● Data records:
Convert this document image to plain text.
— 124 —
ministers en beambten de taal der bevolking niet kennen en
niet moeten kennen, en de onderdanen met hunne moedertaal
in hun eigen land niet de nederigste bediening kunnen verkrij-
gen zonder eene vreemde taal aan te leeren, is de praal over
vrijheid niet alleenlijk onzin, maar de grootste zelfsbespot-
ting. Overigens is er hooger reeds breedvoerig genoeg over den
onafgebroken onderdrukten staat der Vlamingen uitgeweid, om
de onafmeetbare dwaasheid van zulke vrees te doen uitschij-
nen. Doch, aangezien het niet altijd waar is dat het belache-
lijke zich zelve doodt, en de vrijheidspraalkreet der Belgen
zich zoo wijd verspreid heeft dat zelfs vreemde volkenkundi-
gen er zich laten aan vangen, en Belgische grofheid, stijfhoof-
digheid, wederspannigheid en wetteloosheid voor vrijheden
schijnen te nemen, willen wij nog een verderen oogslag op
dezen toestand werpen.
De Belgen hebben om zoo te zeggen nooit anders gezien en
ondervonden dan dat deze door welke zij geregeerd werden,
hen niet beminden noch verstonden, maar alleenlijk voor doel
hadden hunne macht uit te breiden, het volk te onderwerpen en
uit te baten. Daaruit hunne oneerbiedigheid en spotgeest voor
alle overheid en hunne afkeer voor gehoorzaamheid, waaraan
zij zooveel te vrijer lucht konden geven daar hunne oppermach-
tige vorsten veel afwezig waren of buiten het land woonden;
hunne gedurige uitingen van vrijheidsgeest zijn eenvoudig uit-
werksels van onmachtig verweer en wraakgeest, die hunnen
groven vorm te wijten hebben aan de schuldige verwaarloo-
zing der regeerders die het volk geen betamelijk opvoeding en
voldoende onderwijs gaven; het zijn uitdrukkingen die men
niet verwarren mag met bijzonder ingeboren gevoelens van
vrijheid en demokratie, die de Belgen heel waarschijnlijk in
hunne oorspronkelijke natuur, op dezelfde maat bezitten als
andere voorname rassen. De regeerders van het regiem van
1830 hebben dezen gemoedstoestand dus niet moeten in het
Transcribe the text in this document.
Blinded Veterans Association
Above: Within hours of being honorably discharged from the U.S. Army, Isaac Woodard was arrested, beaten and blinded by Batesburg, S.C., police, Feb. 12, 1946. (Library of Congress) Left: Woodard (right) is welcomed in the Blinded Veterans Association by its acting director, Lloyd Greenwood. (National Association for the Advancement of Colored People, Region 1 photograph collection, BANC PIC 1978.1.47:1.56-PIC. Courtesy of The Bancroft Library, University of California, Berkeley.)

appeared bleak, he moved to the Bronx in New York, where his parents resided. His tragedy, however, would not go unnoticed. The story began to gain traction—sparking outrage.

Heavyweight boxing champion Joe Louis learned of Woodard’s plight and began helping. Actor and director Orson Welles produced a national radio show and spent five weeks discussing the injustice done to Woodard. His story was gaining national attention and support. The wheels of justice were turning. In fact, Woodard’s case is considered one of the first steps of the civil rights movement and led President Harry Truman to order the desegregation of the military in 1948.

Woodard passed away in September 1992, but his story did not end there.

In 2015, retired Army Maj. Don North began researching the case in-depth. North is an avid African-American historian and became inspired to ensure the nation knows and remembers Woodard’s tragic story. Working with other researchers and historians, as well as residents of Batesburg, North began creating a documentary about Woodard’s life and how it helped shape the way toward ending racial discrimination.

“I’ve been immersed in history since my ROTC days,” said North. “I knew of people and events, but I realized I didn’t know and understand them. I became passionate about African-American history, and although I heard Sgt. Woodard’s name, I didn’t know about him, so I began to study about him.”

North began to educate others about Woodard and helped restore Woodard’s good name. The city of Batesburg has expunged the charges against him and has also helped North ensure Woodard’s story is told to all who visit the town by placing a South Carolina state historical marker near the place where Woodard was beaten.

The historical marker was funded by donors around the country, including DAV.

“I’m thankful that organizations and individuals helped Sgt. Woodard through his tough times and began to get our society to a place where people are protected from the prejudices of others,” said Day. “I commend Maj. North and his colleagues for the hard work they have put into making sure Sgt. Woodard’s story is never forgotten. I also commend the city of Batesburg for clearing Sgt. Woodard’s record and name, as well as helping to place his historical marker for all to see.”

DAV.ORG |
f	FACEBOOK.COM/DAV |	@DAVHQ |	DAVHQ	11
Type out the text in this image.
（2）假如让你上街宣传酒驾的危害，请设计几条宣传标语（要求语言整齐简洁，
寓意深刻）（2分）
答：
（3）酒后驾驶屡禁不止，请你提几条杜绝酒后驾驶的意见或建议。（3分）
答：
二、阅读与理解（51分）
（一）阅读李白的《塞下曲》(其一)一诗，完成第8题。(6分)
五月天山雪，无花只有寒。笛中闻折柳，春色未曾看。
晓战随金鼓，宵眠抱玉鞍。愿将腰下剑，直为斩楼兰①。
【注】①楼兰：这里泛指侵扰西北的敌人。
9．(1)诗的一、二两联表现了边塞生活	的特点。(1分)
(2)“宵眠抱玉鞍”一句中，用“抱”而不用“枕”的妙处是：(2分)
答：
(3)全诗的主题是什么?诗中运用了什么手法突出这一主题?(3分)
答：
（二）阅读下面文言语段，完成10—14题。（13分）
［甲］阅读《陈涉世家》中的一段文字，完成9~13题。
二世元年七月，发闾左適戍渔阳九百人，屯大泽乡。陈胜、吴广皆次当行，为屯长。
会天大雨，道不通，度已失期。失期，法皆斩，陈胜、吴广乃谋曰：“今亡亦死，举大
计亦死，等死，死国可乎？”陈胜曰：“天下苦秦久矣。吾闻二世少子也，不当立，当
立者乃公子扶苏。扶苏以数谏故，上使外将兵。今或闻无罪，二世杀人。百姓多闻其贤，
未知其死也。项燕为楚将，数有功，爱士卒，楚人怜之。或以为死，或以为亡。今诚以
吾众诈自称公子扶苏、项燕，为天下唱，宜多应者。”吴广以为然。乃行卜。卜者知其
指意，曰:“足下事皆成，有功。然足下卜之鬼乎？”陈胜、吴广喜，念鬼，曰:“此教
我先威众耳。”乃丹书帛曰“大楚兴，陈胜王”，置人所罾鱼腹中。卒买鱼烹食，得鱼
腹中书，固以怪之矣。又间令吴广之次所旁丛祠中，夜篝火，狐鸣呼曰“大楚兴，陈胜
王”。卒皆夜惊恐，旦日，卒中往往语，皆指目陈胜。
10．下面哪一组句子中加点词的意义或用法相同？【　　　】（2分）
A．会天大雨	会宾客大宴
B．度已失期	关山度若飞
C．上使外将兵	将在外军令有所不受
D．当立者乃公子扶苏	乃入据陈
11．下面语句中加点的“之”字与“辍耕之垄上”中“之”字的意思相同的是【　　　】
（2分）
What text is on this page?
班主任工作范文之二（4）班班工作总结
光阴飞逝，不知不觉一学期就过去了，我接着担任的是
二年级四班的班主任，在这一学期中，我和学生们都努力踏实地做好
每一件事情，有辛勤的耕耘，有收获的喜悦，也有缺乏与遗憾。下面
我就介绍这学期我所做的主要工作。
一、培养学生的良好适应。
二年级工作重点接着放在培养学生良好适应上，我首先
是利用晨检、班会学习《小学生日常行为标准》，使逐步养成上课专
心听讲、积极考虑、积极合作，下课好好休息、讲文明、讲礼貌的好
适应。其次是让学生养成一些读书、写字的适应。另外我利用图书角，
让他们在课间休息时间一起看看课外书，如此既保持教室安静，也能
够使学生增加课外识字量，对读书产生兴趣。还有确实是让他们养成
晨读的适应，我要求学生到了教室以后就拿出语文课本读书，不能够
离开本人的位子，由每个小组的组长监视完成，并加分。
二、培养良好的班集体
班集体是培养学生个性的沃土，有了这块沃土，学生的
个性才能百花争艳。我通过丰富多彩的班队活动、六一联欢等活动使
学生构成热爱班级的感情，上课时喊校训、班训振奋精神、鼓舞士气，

● Given task: All lines of the data above that include the word "会天大雨" must be shown.

● Full response:
会天大雨，道不通，度已失期。失期，法皆斩，陈胜、吴广乃谋曰：“今亡亦死，举大
A．会天大雨	会宾客大宴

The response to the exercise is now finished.